**DESCRIPTION OF THE TASK:** Note each line that includes the word "LANE". Copy those lines.

++++++++

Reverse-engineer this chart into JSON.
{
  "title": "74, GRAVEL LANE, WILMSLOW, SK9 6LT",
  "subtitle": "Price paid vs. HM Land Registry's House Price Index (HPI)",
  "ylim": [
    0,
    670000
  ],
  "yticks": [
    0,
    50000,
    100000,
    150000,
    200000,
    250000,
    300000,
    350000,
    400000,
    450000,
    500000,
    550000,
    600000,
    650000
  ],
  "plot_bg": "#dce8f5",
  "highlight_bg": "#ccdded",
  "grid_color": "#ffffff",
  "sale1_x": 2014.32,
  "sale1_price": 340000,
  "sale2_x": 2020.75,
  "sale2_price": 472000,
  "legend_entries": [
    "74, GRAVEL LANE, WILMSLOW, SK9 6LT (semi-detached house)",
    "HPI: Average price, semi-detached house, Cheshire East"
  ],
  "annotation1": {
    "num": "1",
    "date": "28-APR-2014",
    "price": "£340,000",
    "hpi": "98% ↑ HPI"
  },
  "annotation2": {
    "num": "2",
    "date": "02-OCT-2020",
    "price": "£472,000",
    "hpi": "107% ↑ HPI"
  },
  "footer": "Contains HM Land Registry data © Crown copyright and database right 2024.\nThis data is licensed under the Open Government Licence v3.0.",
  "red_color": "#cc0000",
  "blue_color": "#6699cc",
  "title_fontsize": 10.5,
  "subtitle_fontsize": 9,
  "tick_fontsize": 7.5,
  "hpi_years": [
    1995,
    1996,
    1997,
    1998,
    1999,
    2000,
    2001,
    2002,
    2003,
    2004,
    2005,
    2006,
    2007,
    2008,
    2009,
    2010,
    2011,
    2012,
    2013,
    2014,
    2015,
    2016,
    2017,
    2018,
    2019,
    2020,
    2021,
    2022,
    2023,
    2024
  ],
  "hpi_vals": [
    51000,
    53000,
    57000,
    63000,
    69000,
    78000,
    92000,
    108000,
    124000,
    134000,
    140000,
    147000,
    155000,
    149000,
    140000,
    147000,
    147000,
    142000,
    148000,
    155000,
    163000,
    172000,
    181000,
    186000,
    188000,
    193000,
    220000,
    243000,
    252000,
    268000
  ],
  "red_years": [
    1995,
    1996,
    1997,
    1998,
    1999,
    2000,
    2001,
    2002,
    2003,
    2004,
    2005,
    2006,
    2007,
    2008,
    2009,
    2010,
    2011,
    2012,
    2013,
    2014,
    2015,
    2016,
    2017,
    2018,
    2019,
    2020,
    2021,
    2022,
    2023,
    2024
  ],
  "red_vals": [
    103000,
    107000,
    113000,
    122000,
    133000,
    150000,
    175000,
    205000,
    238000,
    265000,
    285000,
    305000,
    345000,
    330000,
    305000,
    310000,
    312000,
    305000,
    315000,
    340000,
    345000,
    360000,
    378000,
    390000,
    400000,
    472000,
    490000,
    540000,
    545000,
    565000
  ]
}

++++++++

**WRITTEN RESPONSE:**
  "title": "74, GRAVEL LANE, WILMSLOW, SK9 6LT",
    "74, GRAVEL LANE, WILMSLOW, SK9 6LT (semi-detached house)",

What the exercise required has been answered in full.